Extract every line that includes the string "screenshot".

--- START RECORDS FOR THIS TASK ---

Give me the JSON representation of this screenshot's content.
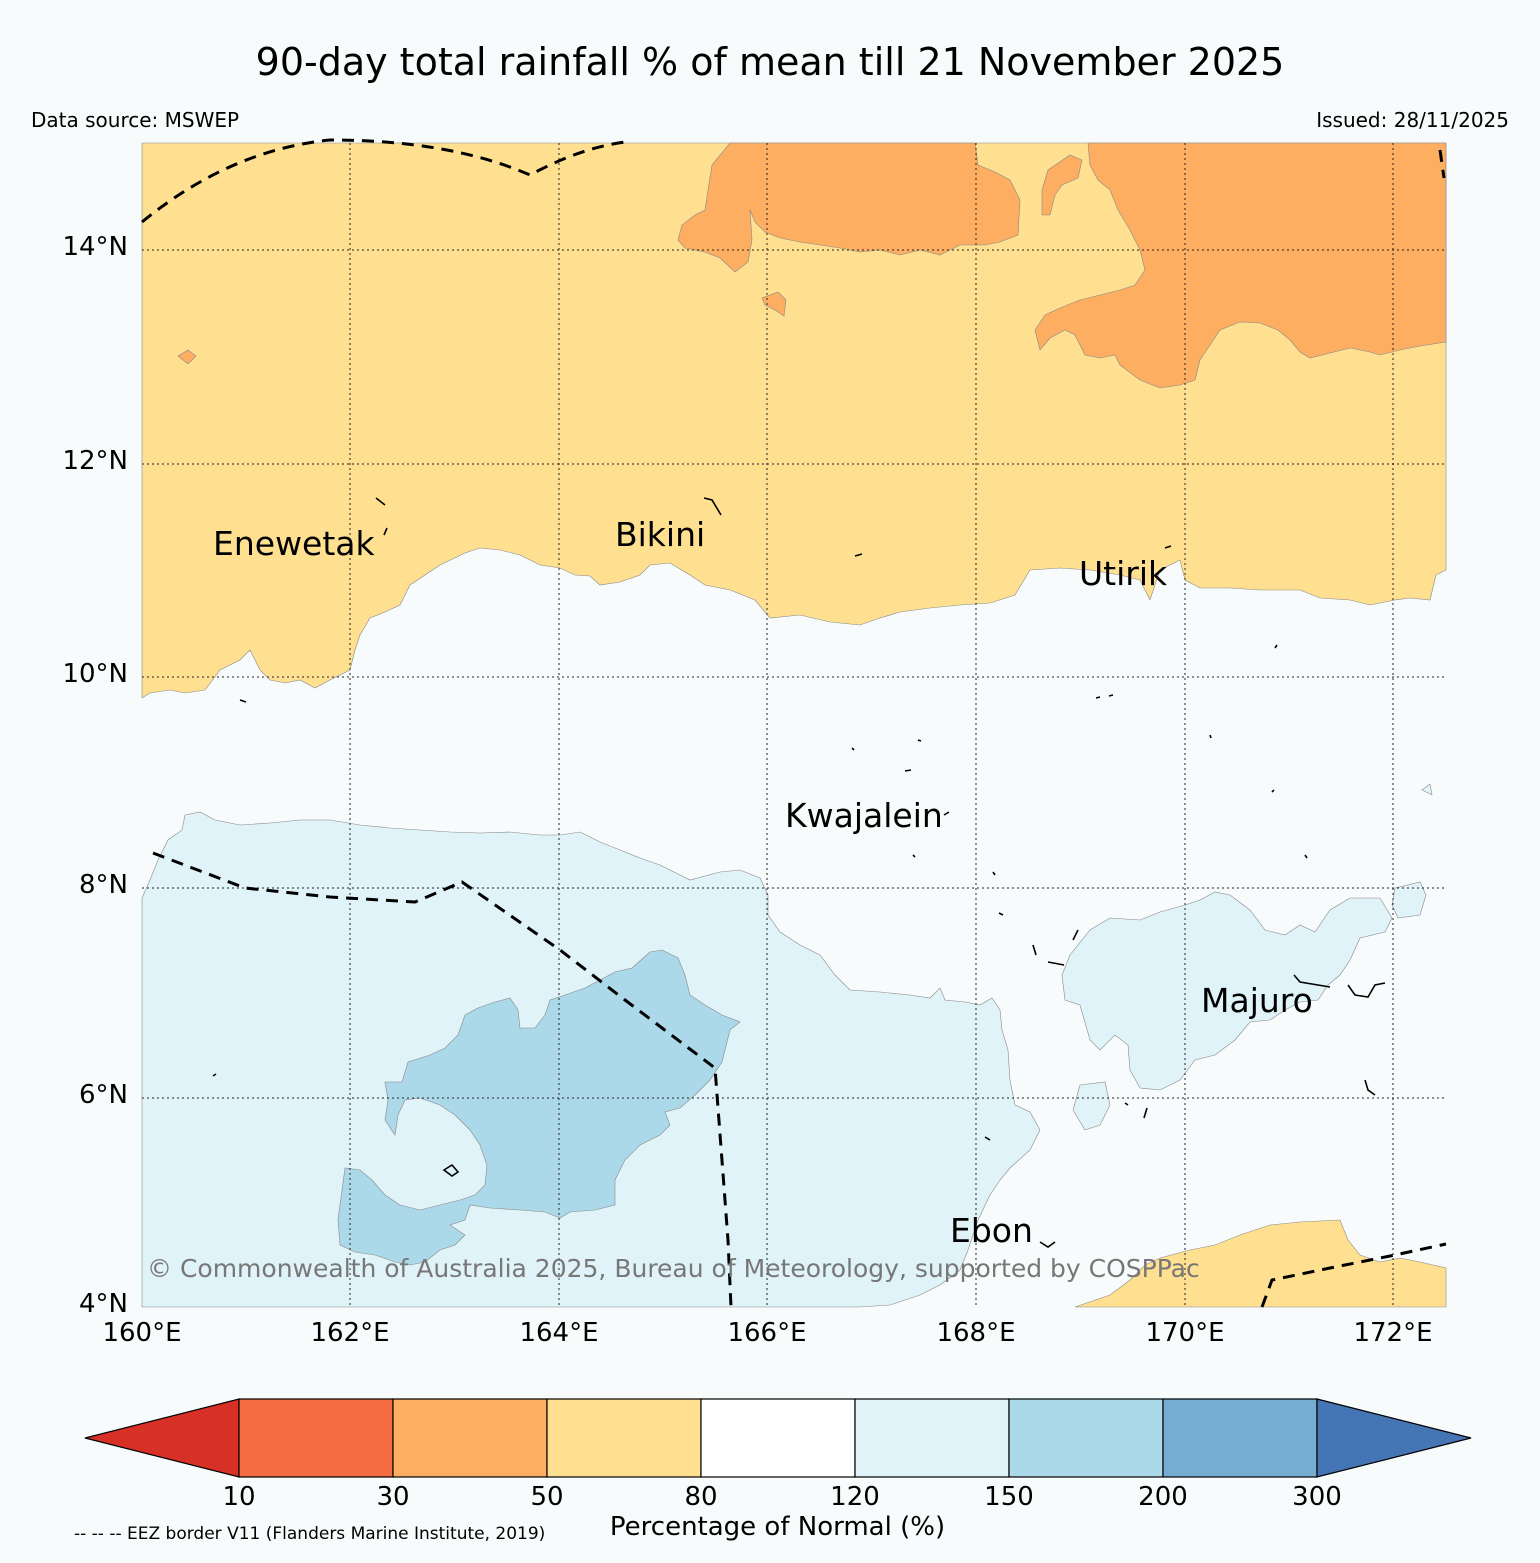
{
  "title": "90-day total rainfall % of mean till 21 November 2025",
  "data_source": "Data source: MSWEP",
  "issued": "Issued: 28/11/2025",
  "copyright": "© Commonwealth of Australia 2025, Bureau of Meteorology, supported by COSPPac",
  "lat_labels": [
    "14°N",
    "12°N",
    "10°N",
    "8°N",
    "6°N",
    "4°N"
  ],
  "lon_labels": [
    "160°E",
    "162°E",
    "164°E",
    "166°E",
    "168°E",
    "170°E",
    "172°E"
  ],
  "places": {
    "enewetak": "Enewetak",
    "bikini": "Bikini",
    "utirik": "Utirik",
    "kwajalein": "Kwajalein",
    "majuro": "Majuro",
    "ebon": "Ebon"
  },
  "colorbar": {
    "ticks": [
      "10",
      "30",
      "50",
      "80",
      "120",
      "150",
      "200",
      "300"
    ],
    "colors": {
      "below_10": "#d73027",
      "c10_30": "#f46d43",
      "c30_50": "#fdae61",
      "c50_80": "#fee090",
      "c80_120": "#ffffff",
      "c120_150": "#e0f3f8",
      "c150_200": "#abd9e9",
      "c200_300": "#74add1",
      "above_300": "#4575b4"
    },
    "label": "Percentage of Normal (%)"
  },
  "legend_note": "-- -- -- EEZ border V11 (Flanders Marine Institute, 2019)"
}
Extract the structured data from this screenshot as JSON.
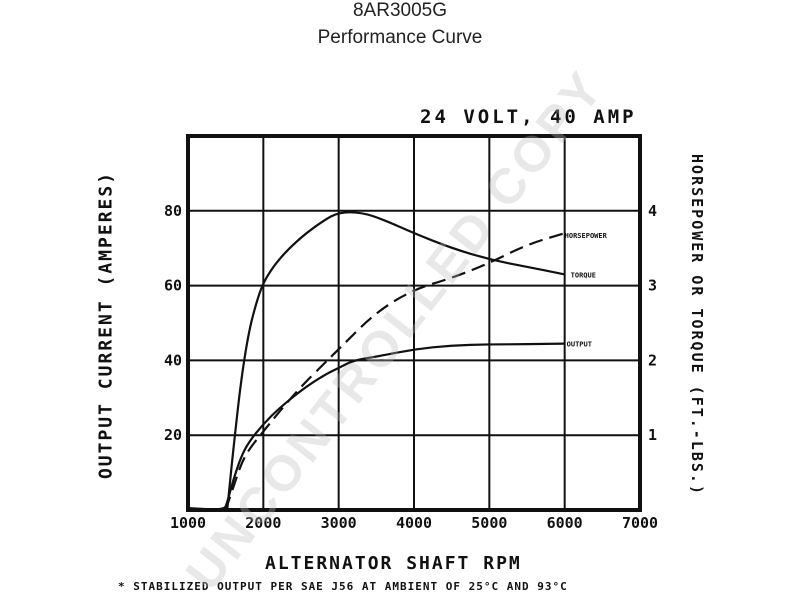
{
  "header": {
    "title": "8AR3005G",
    "subtitle": "Performance Curve"
  },
  "chart_data": {
    "type": "line",
    "rating": "24 VOLT, 40 AMP",
    "xlabel": "ALTERNATOR SHAFT RPM",
    "ylabel_left": "OUTPUT CURRENT (AMPERES)",
    "ylabel_right": "HORSEPOWER OR TORQUE (FT.-LBS.)",
    "footnote": "* STABILIZED OUTPUT PER SAE J56 AT AMBIENT OF 25°C AND 93°C",
    "xlim": [
      1000,
      7000
    ],
    "ylim_left": [
      0,
      100
    ],
    "ylim_right": [
      0,
      5
    ],
    "grid": true,
    "x_ticks": [
      1000,
      2000,
      3000,
      4000,
      5000,
      6000,
      7000
    ],
    "x_tick_labels": [
      "1000",
      "2000",
      "3000",
      "4000",
      "5000",
      "6000",
      "7000"
    ],
    "y_left_ticks": [
      20,
      40,
      60,
      80
    ],
    "y_left_tick_labels": [
      "20",
      "40",
      "60",
      "80"
    ],
    "y_right_ticks": [
      1,
      2,
      3,
      4
    ],
    "y_right_tick_labels": [
      "1",
      "2",
      "3",
      "4"
    ],
    "series": [
      {
        "name": "OUTPUT",
        "axis": "left",
        "style": "solid",
        "x": [
          1000,
          1480,
          1520,
          1600,
          1700,
          1800,
          2000,
          2200,
          2500,
          2800,
          3000,
          3200,
          3500,
          4000,
          4500,
          5000,
          5500,
          6000
        ],
        "y": [
          0.5,
          0,
          2,
          8,
          14,
          18,
          23,
          27,
          32,
          36,
          38,
          40,
          41,
          43,
          44,
          44.3,
          44.3,
          44.5
        ]
      },
      {
        "name": "HORSEPOWER",
        "axis": "right",
        "style": "dashed",
        "x": [
          1500,
          1600,
          1700,
          1800,
          2000,
          2200,
          2500,
          2800,
          3000,
          3500,
          4000,
          4500,
          5000,
          5500,
          6000
        ],
        "y": [
          0,
          0.3,
          0.6,
          0.8,
          1.05,
          1.3,
          1.65,
          1.95,
          2.15,
          2.65,
          2.95,
          3.1,
          3.3,
          3.55,
          3.7
        ]
      },
      {
        "name": "TORQUE",
        "axis": "right",
        "style": "solid",
        "x": [
          1520,
          1600,
          1700,
          1800,
          1900,
          2000,
          2200,
          2500,
          2800,
          3000,
          3300,
          3600,
          4000,
          4500,
          5000,
          5500,
          6000
        ],
        "y": [
          0,
          0.8,
          1.7,
          2.35,
          2.75,
          3.05,
          3.35,
          3.65,
          3.87,
          3.98,
          3.98,
          3.88,
          3.7,
          3.5,
          3.35,
          3.25,
          3.15
        ]
      }
    ],
    "series_labels": [
      "HORSEPOWER",
      "TORQUE",
      "OUTPUT"
    ]
  },
  "watermark": "UNCONTROLLED COPY"
}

--- END RECORDS FOR THIS TASK ---

§ **RESPONSE TO THE EXERCISE**
Give me the JSON representation of this screenshot's content.
Extract the structured data from this screenshot as JSON.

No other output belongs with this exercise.